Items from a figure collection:
#####

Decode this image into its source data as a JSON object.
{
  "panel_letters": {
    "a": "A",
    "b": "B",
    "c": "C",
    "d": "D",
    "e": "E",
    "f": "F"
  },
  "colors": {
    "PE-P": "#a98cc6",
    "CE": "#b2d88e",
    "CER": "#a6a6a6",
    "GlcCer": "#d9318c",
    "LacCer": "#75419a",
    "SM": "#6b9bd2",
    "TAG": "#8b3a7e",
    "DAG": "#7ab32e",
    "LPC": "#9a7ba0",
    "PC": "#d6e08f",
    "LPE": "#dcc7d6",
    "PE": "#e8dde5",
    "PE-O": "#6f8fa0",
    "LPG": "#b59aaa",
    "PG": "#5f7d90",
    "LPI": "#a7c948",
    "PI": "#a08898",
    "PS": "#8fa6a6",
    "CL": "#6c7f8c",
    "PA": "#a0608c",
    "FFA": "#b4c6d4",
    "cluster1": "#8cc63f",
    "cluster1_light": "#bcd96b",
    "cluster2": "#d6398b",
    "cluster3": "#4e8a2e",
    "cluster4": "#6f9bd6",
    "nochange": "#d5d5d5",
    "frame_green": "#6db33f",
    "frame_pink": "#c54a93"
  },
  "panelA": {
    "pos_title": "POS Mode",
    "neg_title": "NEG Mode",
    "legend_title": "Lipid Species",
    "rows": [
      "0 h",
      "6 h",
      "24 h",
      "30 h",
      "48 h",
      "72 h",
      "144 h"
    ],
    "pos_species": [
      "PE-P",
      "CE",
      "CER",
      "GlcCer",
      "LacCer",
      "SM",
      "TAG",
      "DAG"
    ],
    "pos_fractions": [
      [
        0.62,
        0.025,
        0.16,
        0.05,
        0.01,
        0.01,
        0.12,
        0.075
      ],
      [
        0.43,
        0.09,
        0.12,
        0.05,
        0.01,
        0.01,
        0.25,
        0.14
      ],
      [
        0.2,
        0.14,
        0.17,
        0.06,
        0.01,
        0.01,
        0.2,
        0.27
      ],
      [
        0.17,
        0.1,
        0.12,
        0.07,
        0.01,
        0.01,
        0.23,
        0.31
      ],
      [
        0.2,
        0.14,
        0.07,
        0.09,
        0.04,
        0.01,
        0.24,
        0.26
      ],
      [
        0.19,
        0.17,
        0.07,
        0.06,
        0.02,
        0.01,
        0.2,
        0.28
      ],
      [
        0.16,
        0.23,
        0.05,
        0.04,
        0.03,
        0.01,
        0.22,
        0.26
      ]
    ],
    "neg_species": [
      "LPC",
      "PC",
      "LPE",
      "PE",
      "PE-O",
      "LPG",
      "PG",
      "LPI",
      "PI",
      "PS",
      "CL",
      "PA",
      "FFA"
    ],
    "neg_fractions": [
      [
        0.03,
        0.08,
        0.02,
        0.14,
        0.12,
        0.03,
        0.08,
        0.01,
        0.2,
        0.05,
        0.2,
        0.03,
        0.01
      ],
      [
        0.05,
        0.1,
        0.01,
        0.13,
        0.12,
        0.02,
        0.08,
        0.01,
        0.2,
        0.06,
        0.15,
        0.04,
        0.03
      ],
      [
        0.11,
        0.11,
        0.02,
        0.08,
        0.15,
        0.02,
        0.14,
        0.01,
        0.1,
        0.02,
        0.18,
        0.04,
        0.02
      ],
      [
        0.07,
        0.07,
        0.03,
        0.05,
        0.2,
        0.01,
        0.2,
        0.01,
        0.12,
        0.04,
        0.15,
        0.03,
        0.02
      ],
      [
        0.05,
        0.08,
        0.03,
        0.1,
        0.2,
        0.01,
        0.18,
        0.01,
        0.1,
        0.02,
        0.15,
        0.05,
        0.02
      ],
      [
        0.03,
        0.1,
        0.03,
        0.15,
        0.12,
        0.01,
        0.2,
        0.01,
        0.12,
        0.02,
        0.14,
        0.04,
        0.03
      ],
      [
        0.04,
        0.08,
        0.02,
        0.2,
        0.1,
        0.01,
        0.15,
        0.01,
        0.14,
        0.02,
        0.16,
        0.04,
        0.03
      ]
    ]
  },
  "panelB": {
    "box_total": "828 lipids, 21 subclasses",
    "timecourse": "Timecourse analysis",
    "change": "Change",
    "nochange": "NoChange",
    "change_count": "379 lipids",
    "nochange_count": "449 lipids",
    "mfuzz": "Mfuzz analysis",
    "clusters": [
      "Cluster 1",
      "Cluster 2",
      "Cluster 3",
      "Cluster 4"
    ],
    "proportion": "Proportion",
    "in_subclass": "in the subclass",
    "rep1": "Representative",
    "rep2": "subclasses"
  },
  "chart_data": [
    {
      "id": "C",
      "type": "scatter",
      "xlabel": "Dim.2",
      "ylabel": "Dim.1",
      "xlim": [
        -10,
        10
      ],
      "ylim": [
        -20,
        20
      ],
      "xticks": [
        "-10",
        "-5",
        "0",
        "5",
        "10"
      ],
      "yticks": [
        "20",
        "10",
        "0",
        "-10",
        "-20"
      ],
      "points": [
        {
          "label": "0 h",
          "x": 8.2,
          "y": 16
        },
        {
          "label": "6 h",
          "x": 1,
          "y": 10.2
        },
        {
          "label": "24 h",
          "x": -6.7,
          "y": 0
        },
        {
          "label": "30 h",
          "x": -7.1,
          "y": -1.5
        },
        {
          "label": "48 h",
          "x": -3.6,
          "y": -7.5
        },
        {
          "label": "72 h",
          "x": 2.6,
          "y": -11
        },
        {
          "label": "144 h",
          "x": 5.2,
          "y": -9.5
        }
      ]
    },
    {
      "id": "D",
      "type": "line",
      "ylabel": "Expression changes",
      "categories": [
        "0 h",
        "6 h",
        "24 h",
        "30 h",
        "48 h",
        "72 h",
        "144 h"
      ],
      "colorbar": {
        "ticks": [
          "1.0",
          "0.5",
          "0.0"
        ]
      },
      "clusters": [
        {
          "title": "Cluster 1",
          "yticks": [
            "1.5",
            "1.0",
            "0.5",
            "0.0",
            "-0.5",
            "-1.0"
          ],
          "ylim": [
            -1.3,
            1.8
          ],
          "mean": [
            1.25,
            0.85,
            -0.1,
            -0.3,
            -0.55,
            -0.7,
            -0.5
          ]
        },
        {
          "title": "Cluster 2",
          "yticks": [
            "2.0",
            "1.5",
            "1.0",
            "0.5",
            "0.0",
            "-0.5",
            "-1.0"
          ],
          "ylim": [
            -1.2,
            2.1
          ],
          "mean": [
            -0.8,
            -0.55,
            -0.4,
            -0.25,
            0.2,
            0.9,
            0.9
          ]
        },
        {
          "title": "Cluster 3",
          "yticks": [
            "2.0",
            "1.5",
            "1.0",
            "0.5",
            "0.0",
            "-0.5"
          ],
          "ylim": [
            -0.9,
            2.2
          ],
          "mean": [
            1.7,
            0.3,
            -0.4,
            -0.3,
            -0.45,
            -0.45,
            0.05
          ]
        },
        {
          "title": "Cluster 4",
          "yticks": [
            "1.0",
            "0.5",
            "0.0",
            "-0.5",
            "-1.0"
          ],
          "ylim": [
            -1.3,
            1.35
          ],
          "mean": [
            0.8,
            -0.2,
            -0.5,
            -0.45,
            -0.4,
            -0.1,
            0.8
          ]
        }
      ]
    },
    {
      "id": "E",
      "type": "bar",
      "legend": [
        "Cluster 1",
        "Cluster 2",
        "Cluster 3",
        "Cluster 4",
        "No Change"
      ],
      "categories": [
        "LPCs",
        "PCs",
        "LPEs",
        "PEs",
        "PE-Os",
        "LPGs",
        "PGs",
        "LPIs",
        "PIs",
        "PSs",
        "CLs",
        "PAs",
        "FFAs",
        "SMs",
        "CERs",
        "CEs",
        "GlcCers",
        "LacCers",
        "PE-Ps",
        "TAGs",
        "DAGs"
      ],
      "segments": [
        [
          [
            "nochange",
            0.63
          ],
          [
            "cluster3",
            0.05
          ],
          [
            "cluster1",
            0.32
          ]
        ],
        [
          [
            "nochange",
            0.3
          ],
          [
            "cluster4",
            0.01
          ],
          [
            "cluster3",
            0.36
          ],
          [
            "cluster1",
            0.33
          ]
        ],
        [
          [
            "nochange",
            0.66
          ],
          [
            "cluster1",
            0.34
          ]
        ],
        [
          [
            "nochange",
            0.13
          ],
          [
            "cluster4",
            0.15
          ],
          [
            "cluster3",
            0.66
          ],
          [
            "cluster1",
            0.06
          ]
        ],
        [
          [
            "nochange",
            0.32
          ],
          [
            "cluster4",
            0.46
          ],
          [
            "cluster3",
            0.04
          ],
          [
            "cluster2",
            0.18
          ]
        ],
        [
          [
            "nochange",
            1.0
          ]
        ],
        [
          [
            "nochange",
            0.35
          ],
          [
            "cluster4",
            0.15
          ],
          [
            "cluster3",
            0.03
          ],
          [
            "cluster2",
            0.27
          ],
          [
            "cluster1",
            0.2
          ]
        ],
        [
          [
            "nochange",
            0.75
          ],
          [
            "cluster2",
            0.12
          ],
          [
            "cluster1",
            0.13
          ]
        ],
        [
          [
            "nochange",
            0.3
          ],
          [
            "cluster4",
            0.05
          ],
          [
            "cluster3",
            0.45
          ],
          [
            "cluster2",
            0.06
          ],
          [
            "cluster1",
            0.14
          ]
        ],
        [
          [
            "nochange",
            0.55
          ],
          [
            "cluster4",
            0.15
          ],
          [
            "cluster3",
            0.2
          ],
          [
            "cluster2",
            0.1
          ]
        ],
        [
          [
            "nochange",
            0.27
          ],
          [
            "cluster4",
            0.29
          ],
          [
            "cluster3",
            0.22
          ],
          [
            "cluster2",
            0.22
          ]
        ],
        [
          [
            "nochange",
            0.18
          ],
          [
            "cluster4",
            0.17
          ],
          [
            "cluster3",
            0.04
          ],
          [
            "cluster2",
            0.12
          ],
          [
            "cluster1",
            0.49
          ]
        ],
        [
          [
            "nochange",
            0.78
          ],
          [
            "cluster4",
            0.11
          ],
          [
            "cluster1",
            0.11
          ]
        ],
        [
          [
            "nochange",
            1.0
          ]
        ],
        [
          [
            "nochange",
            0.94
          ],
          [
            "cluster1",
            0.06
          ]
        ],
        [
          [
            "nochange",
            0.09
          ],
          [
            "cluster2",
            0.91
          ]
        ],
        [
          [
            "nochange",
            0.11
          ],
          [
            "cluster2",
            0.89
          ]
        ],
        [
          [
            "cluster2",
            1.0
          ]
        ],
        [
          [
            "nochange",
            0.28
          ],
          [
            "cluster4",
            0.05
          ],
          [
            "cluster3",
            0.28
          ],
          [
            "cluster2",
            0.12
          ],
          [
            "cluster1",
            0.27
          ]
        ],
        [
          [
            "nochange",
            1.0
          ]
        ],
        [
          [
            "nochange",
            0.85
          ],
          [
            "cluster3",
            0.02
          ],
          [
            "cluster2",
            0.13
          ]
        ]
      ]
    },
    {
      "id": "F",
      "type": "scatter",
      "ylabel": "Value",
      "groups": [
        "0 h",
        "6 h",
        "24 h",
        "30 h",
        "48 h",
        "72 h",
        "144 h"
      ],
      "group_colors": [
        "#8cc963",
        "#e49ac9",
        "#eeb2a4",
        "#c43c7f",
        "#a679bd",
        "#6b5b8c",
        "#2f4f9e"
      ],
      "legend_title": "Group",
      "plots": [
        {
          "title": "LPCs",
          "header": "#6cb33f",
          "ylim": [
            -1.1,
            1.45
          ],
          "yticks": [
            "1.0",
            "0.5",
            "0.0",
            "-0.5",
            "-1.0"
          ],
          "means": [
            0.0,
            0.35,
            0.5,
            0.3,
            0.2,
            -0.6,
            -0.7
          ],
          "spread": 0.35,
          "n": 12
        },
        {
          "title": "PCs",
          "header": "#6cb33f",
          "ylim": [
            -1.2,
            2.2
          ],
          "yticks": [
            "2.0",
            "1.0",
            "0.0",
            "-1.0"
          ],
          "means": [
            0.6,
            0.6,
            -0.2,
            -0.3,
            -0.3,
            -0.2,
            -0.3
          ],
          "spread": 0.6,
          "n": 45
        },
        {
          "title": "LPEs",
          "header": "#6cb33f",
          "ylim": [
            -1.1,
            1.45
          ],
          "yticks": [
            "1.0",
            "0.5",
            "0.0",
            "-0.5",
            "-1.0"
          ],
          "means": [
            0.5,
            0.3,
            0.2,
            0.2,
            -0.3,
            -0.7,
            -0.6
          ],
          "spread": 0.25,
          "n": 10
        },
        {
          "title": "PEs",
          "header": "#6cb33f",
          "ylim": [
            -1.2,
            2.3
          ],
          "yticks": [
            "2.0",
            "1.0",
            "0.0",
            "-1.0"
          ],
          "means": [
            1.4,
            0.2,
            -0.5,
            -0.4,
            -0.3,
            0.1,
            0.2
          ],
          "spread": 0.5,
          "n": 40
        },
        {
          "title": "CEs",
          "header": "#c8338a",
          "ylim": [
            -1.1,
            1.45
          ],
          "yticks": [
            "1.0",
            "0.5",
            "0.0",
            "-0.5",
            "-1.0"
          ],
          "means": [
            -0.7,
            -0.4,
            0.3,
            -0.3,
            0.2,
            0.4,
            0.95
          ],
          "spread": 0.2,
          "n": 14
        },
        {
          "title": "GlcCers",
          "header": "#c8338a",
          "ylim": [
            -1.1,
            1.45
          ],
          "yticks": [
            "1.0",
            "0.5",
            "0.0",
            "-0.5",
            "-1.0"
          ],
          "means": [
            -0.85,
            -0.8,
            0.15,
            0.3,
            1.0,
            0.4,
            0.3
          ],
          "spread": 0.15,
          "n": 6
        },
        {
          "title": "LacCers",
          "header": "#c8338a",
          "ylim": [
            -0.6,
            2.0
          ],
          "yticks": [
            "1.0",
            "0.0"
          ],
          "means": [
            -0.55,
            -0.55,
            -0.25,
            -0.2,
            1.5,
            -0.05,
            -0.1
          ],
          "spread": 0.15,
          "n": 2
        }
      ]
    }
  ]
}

#####

§ **TASK PROMPT**: Which lines contain "ylabel"? Show each of them.

§ **SOLUTION**:
      "ylabel": "Dim.1",
      "ylabel": "Expression changes",
      "ylabel": "Value",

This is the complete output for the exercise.